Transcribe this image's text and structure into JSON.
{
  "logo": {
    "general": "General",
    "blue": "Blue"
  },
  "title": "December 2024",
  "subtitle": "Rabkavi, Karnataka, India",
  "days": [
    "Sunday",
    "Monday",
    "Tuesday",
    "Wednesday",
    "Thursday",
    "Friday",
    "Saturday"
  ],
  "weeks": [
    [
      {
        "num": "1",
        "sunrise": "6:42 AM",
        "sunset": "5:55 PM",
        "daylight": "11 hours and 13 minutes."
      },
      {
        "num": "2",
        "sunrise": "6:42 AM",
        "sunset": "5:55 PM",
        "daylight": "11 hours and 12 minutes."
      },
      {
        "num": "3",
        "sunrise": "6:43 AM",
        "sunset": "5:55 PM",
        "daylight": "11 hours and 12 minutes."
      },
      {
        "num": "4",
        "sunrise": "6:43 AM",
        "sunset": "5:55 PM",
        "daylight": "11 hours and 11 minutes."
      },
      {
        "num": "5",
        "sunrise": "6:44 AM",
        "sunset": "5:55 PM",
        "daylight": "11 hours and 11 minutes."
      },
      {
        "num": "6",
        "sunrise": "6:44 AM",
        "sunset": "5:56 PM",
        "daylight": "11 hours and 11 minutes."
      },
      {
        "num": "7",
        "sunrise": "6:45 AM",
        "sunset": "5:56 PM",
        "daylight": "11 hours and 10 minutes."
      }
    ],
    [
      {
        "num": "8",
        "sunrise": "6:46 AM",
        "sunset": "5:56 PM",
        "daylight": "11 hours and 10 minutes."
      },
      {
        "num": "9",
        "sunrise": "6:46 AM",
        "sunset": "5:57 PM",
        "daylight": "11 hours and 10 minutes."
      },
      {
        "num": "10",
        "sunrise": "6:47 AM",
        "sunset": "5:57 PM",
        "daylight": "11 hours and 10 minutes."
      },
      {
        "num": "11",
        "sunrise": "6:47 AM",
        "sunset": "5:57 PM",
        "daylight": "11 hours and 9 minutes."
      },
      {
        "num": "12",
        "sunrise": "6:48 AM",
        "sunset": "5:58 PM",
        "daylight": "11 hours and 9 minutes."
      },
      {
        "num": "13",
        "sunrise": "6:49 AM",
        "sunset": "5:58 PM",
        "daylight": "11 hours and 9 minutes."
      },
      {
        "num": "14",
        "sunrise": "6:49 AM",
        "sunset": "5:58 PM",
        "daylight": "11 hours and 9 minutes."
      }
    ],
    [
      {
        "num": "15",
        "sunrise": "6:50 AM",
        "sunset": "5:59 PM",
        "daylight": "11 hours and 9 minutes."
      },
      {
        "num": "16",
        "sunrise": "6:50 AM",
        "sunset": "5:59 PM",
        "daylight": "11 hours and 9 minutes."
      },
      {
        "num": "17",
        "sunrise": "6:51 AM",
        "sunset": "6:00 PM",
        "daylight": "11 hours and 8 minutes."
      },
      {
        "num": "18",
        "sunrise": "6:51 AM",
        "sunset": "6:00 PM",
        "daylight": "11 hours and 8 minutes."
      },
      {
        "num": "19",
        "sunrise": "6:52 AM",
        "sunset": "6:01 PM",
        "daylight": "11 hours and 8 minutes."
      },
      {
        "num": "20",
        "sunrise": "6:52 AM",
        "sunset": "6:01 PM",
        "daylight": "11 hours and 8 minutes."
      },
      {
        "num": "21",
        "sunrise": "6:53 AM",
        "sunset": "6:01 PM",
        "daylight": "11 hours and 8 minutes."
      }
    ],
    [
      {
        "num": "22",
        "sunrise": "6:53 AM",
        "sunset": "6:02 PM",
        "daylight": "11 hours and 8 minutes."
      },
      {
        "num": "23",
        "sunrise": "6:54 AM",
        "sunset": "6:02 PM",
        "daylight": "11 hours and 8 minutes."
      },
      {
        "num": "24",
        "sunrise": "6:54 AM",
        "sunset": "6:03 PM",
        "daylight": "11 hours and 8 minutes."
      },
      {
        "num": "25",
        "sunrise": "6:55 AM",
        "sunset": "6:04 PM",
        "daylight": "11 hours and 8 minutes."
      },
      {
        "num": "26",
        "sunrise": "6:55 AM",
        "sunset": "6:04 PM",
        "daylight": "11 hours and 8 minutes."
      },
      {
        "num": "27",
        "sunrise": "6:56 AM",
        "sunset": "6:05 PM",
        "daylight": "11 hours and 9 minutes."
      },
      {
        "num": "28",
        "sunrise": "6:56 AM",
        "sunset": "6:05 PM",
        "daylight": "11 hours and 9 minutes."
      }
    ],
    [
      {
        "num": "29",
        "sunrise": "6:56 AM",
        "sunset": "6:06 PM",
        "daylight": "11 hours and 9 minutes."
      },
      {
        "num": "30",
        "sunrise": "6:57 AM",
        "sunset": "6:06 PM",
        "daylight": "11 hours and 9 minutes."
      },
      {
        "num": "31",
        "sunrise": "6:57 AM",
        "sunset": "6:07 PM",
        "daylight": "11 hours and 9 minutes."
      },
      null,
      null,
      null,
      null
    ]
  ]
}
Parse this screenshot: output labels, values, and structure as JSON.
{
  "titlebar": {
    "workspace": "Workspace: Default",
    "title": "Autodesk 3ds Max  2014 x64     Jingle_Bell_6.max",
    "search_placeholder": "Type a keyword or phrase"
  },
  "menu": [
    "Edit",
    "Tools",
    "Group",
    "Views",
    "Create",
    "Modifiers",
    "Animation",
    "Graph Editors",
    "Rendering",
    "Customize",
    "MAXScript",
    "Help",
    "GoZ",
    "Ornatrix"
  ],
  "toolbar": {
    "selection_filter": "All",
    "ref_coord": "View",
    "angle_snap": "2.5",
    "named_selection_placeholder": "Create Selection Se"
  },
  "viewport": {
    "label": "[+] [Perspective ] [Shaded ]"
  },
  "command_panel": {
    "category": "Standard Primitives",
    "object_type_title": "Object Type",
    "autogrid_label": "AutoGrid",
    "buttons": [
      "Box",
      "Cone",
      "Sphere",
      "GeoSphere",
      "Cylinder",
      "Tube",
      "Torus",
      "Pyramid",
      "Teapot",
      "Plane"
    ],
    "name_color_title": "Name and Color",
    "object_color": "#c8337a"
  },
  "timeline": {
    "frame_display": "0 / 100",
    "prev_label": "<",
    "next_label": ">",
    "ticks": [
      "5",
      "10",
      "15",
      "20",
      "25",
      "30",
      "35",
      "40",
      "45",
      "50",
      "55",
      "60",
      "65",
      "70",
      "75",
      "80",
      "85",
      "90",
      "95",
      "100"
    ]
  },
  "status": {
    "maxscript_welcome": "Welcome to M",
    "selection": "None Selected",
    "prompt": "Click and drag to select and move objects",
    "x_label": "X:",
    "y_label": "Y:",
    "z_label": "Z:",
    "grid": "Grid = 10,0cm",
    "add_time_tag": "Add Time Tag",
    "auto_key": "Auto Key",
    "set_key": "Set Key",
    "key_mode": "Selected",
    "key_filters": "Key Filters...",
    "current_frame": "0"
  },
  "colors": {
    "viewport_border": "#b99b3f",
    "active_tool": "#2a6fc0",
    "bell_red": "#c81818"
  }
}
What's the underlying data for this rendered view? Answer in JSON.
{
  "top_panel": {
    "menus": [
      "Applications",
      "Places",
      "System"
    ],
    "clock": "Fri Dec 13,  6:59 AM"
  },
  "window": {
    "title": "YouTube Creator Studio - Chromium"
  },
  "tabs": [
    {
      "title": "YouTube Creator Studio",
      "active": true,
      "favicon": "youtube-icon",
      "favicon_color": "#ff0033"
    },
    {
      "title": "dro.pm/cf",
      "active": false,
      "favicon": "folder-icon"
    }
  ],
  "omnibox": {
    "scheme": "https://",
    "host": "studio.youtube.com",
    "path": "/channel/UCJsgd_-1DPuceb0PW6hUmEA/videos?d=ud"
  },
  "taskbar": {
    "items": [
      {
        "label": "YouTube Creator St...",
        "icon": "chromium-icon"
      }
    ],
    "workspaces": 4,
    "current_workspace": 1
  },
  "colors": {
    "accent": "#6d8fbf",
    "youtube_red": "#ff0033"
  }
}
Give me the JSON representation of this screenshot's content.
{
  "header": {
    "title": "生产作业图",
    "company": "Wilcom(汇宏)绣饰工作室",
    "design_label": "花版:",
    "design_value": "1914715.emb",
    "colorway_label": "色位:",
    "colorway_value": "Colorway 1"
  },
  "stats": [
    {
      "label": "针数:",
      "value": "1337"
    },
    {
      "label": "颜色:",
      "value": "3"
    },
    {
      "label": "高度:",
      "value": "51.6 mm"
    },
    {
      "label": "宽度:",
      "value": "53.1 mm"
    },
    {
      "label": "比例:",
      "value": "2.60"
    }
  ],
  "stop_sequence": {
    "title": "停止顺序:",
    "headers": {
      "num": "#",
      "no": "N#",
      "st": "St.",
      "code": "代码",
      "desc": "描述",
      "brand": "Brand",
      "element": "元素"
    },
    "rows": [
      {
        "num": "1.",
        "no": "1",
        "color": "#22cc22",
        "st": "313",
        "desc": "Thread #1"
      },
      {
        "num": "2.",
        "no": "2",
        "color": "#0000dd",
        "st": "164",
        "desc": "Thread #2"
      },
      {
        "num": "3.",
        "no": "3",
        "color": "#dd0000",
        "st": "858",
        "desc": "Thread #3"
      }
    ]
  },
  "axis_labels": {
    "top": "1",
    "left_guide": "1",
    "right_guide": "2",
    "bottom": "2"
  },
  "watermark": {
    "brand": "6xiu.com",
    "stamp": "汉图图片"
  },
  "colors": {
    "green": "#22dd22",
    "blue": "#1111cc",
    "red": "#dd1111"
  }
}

**Problem description**
Return the lines beginning at the one that contains "Give me the" and continuing through the last line of the data, exactly as they stand and without any others.

**Expected output**
Give me the JSON representation of this screenshot's content.
{
  "header": {
    "title": "生产作业图",
    "company": "Wilcom(汇宏)绣饰工作室",
    "design_label": "花版:",
    "design_value": "1914715.emb",
    "colorway_label": "色位:",
    "colorway_value": "Colorway 1"
  },
  "stats": [
    {
      "label": "针数:",
      "value": "1337"
    },
    {
      "label": "颜色:",
      "value": "3"
    },
    {
      "label": "高度:",
      "value": "51.6 mm"
    },
    {
      "label": "宽度:",
      "value": "53.1 mm"
    },
    {
      "label": "比例:",
      "value": "2.60"
    }
  ],
  "stop_sequence": {
    "title": "停止顺序:",
    "headers": {
      "num": "#",
      "no": "N#",
      "st": "St.",
      "code": "代码",
      "desc": "描述",
      "brand": "Brand",
      "element": "元素"
    },
    "rows": [
      {
        "num": "1.",
        "no": "1",
        "color": "#22cc22",
        "st": "313",
        "desc": "Thread #1"
      },
      {
        "num": "2.",
        "no": "2",
        "color": "#0000dd",
        "st": "164",
        "desc": "Thread #2"
      },
      {
        "num": "3.",
        "no": "3",
        "color": "#dd0000",
        "st": "858",
        "desc": "Thread #3"
      }
    ]
  },
  "axis_labels": {
    "top": "1",
    "left_guide": "1",
    "right_guide": "2",
    "bottom": "2"
  },
  "watermark": {
    "brand": "6xiu.com",
    "stamp": "汉图图片"
  },
  "colors": {
    "green": "#22dd22",
    "blue": "#1111cc",
    "red": "#dd1111"
  }
}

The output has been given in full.